[Records from a dataset]
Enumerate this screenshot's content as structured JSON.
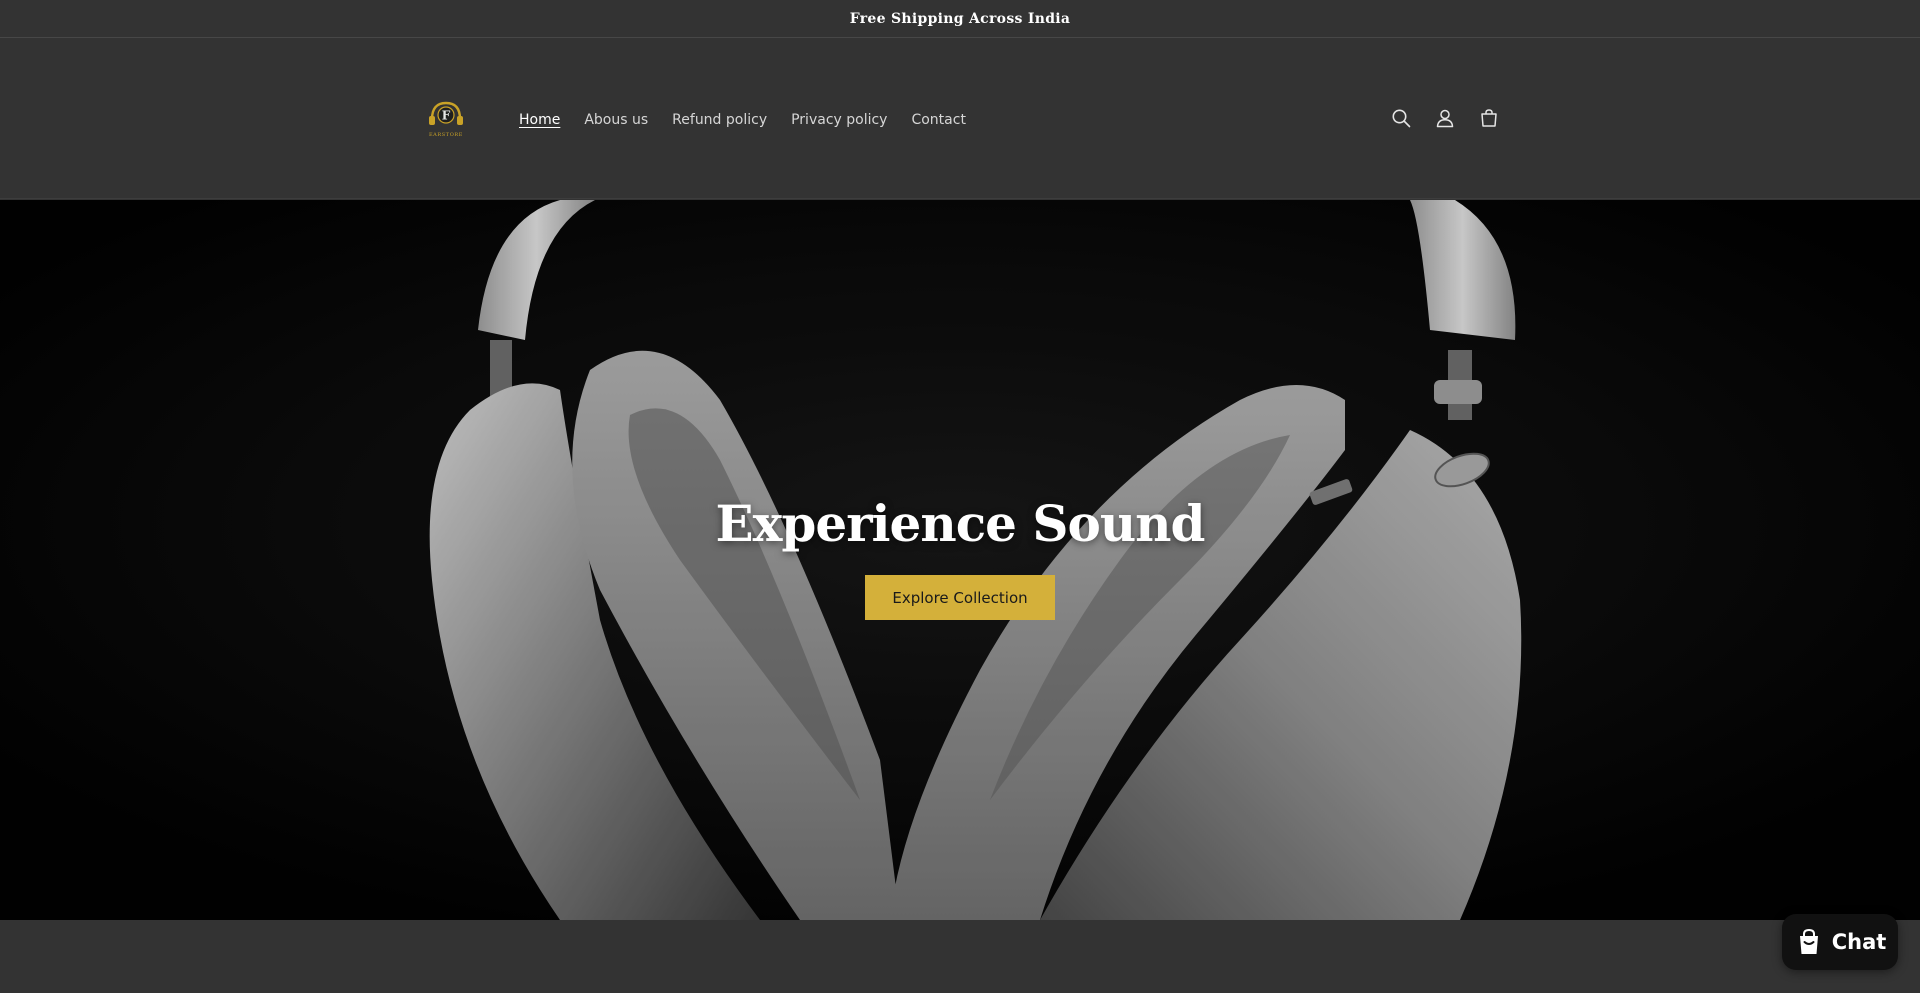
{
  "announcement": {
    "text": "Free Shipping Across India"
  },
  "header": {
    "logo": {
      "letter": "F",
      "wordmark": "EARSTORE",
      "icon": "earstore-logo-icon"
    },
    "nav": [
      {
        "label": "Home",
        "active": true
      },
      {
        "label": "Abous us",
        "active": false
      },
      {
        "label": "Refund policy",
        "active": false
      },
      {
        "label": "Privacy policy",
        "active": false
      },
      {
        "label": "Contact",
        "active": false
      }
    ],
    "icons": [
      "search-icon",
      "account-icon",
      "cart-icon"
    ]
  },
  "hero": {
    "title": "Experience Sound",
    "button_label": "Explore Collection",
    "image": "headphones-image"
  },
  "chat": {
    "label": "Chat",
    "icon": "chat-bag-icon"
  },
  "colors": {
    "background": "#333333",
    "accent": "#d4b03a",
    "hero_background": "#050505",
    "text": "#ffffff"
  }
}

* * *

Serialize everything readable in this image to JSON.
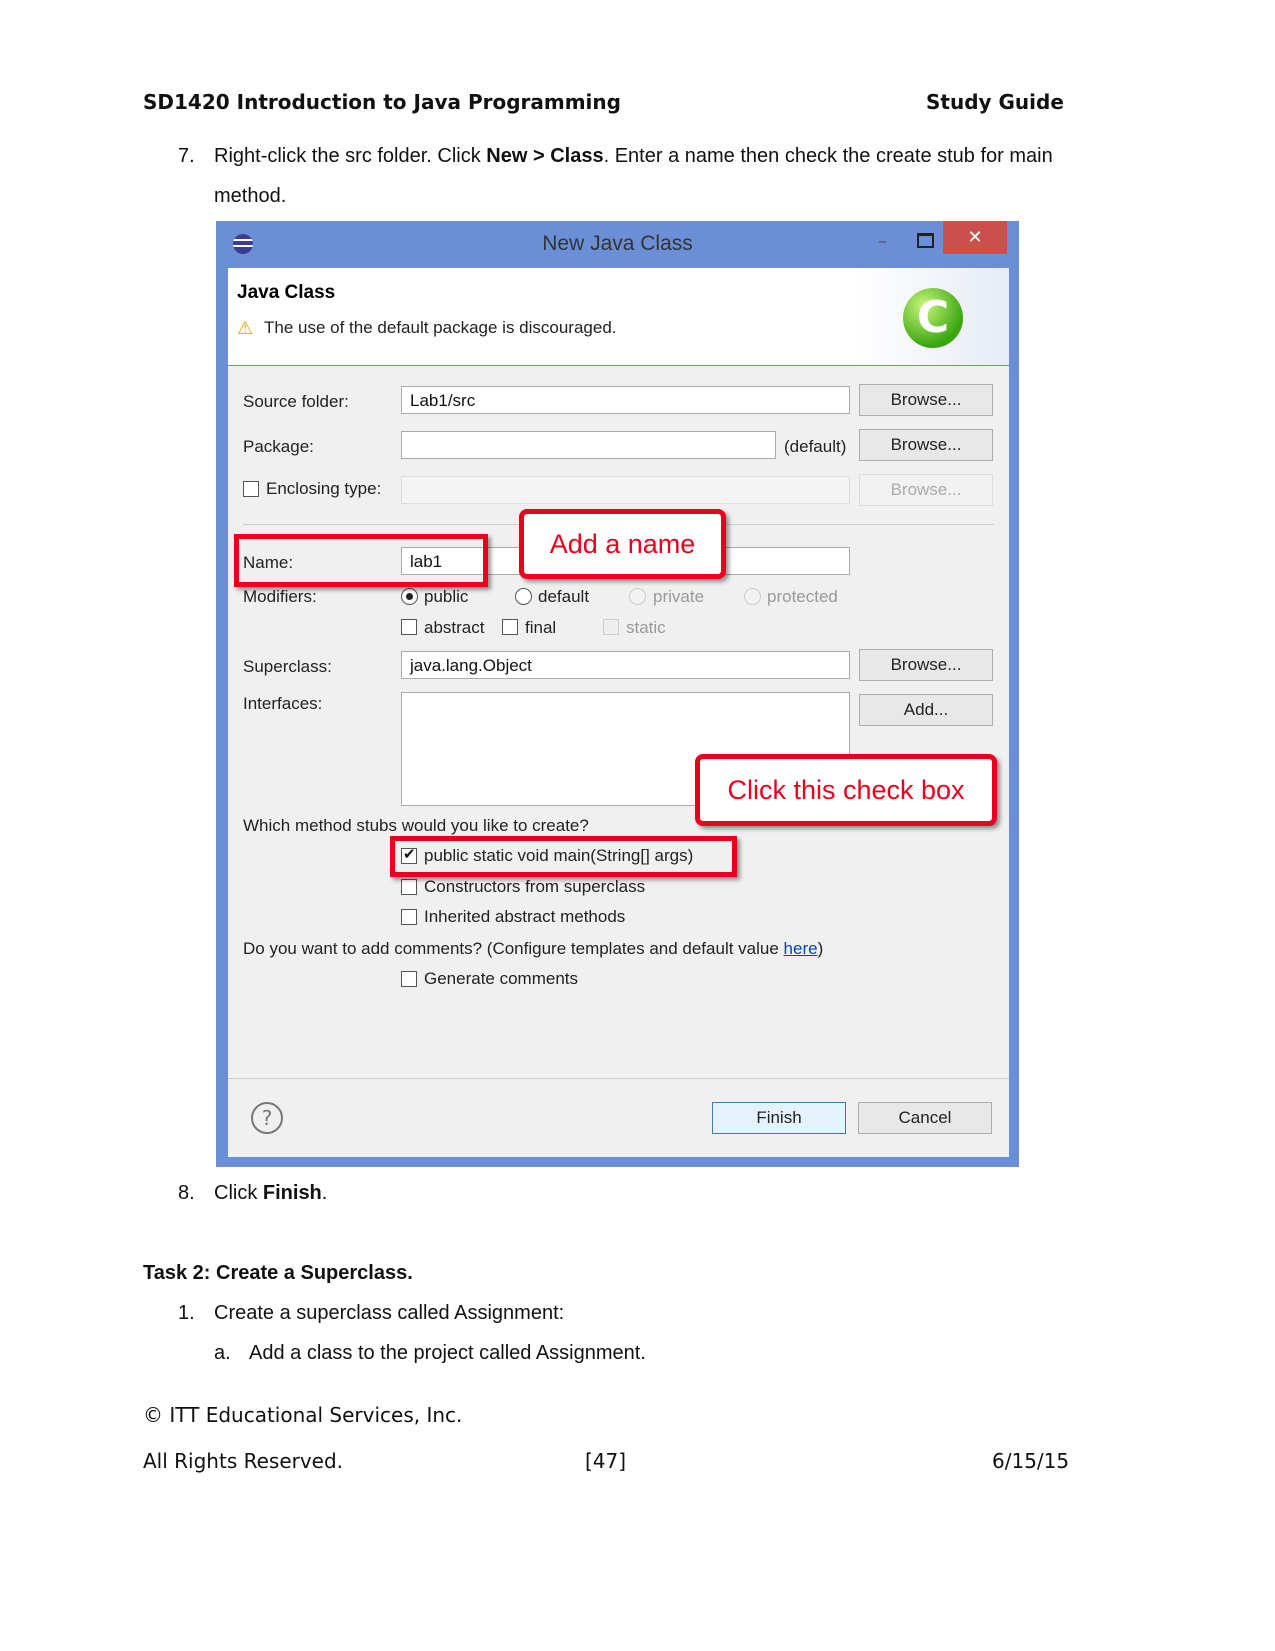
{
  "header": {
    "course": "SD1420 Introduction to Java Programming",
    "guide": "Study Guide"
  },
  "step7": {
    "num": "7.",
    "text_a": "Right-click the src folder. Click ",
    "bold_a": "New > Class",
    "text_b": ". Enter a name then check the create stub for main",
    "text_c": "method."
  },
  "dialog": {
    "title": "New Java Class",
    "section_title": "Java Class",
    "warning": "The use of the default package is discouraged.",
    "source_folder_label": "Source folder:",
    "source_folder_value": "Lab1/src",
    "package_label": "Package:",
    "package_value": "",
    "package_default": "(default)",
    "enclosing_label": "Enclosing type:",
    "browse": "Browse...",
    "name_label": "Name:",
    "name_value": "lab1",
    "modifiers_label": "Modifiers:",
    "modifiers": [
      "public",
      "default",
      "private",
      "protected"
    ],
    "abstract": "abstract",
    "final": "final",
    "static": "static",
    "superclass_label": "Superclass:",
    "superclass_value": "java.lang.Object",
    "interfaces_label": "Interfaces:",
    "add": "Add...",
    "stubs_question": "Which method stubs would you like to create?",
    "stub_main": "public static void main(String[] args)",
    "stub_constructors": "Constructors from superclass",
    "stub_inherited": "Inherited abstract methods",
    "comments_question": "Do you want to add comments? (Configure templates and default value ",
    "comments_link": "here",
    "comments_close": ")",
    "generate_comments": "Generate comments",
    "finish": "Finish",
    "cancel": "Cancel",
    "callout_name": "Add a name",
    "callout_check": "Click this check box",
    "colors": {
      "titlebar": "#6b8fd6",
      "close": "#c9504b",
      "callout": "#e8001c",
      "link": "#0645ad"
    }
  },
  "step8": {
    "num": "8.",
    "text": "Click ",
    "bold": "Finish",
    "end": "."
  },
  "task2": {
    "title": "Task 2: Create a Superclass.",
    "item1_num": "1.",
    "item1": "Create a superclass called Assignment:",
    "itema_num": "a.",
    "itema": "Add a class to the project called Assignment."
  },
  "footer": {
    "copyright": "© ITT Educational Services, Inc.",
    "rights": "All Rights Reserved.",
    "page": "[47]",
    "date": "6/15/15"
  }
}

...

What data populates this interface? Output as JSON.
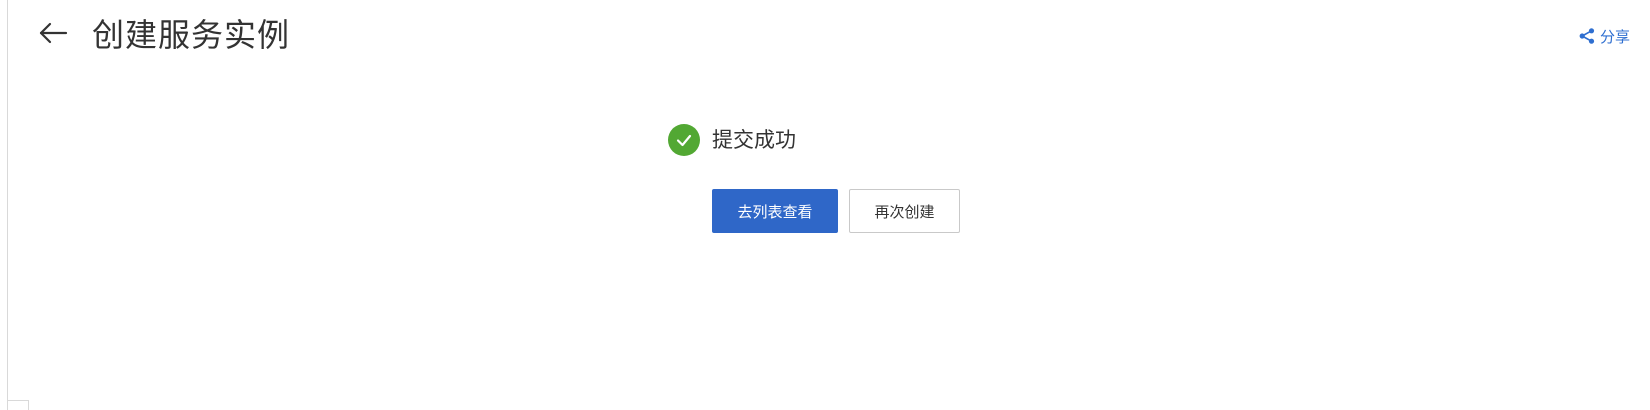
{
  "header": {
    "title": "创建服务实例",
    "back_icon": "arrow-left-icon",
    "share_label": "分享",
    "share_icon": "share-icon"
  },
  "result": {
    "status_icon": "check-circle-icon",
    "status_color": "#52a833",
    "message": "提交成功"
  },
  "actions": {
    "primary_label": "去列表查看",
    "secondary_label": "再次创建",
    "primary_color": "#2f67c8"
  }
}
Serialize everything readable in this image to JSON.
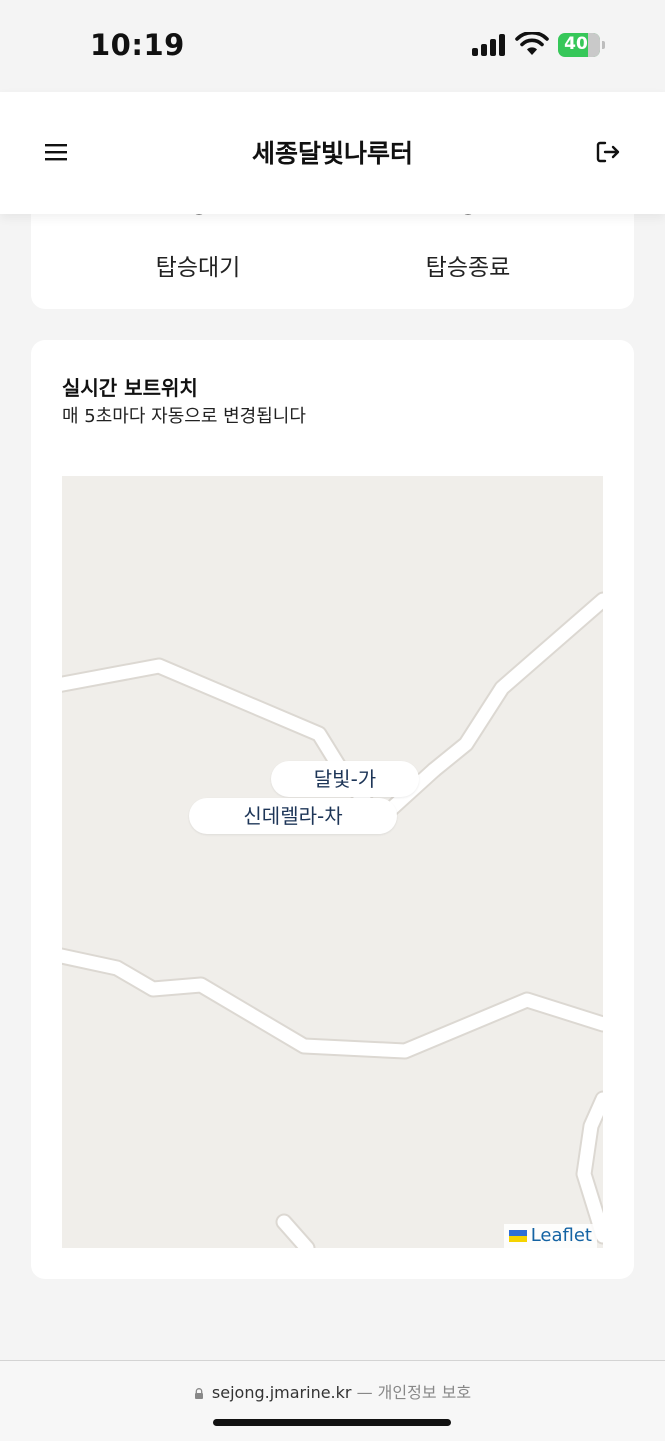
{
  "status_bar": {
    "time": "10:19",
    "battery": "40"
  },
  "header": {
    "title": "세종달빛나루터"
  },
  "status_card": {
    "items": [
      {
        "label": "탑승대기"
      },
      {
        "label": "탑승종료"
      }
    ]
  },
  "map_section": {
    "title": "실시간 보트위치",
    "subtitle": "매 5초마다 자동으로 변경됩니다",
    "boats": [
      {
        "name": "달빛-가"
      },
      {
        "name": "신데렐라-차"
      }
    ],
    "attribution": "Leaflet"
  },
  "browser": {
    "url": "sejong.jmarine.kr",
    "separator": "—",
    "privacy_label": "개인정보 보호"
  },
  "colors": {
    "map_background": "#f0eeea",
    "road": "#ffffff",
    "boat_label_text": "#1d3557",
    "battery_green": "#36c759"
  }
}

◆ Objective: From the data above, copy each line where the string "static" appears.

◆ Result:
    "static": "static",
    "stub_main": "public static void main(String[] args)",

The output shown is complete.